▼

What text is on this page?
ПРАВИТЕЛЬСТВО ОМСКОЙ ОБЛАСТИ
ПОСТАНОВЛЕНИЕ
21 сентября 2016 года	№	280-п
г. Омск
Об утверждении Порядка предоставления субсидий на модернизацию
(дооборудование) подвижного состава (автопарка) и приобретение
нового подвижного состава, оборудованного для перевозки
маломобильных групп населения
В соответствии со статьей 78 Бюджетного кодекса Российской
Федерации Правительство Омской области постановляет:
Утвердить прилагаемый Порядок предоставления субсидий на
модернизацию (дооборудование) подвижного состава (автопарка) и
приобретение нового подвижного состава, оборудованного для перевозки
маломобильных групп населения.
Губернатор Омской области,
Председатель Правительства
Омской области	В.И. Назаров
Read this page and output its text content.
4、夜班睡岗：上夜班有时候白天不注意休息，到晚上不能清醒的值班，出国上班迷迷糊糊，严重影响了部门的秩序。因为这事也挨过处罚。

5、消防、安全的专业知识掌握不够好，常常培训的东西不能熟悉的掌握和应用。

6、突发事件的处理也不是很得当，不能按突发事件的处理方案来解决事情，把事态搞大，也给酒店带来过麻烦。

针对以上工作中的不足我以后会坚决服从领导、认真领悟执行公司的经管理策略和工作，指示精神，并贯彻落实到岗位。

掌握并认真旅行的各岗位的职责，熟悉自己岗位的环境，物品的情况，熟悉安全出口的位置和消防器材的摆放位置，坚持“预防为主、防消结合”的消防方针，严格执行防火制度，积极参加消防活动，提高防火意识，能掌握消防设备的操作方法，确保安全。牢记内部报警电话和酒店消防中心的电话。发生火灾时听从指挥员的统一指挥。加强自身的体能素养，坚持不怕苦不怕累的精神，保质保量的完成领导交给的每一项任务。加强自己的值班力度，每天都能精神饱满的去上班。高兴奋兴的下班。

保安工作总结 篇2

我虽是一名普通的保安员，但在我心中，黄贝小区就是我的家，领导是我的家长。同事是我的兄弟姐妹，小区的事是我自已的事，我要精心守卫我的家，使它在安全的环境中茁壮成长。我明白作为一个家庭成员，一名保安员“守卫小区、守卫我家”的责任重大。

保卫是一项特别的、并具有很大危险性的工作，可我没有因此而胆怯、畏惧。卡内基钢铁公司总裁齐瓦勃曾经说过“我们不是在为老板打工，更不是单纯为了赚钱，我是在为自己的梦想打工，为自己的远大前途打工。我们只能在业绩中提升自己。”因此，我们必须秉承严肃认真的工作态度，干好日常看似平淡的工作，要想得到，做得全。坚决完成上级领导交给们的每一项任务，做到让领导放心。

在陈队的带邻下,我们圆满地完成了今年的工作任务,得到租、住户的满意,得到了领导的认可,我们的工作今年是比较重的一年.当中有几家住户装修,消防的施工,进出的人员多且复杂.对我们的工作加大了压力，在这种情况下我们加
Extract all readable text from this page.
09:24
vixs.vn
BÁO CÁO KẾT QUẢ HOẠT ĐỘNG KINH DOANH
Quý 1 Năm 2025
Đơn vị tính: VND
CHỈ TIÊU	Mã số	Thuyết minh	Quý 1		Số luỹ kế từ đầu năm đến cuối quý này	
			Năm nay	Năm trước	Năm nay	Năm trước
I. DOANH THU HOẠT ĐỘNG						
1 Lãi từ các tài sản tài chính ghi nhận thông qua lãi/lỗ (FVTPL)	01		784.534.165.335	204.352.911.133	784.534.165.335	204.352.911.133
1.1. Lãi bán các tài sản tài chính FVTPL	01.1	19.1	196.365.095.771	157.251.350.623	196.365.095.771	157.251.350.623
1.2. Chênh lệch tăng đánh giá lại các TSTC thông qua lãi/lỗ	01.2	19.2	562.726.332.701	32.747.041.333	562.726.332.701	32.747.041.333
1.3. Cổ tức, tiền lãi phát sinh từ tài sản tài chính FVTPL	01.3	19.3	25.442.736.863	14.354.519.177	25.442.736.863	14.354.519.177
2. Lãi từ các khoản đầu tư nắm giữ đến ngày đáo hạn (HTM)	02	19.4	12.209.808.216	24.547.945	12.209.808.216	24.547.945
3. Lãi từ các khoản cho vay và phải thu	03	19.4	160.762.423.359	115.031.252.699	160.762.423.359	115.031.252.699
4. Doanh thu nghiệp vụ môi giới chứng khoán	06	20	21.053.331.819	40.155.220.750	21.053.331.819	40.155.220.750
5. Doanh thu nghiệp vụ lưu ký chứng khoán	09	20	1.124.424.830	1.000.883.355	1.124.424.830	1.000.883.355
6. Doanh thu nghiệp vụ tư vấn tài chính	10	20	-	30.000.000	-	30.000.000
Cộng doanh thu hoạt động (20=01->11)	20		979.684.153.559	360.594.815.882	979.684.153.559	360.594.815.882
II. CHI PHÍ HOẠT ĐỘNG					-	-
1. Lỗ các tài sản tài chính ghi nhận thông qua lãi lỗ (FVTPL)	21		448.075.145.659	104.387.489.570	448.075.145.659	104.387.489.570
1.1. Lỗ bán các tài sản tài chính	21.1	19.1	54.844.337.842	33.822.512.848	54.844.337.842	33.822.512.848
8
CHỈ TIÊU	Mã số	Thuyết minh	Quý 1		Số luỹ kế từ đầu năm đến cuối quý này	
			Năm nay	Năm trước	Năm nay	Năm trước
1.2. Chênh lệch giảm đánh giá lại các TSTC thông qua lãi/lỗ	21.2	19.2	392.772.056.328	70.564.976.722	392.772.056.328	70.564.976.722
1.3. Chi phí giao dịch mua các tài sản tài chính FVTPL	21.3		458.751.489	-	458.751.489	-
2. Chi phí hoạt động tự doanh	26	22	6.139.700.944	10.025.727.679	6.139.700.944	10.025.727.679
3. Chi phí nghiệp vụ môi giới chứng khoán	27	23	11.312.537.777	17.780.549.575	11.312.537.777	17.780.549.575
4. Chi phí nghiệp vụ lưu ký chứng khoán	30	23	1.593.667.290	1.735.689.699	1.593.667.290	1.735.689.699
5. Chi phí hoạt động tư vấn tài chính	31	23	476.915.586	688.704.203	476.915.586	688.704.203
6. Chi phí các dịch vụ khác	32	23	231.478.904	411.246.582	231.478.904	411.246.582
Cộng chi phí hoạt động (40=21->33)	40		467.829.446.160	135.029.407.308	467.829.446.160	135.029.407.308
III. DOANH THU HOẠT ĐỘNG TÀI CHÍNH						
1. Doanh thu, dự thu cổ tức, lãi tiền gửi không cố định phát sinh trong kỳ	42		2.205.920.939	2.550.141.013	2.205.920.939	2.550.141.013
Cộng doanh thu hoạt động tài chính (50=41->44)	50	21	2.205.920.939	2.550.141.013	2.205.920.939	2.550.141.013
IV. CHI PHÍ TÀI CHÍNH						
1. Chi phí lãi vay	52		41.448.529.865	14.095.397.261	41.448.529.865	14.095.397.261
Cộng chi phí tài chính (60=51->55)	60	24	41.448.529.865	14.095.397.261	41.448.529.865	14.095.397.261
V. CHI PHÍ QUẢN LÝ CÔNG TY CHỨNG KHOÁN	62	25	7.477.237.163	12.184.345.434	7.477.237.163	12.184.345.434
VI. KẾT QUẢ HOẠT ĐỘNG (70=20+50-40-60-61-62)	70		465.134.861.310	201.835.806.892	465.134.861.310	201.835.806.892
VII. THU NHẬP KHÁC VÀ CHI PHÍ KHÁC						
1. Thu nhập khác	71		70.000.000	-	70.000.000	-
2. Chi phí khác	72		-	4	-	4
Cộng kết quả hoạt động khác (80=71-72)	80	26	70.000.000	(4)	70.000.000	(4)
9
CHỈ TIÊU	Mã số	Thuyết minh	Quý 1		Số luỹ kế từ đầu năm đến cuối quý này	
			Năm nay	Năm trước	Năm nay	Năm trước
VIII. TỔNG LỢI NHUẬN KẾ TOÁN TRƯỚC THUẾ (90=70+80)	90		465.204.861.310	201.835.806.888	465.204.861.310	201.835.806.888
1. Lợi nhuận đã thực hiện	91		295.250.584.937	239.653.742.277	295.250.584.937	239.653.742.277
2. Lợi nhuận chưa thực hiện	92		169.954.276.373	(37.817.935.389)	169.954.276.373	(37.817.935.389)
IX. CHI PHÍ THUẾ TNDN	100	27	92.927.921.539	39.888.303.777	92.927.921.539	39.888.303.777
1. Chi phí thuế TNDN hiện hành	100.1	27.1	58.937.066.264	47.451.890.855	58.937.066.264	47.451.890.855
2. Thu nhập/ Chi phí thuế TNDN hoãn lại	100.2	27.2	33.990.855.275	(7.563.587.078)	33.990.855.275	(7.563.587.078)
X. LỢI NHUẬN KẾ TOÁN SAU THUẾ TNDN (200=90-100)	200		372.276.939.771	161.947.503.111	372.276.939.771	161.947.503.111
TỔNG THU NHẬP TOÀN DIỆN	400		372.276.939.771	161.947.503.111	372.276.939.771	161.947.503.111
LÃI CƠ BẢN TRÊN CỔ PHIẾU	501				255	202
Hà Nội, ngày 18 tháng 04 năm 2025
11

▲

**Brief:** Tally up the lines in the records that contain the word "автопарка" and give only the total.

**Finished answer:** 2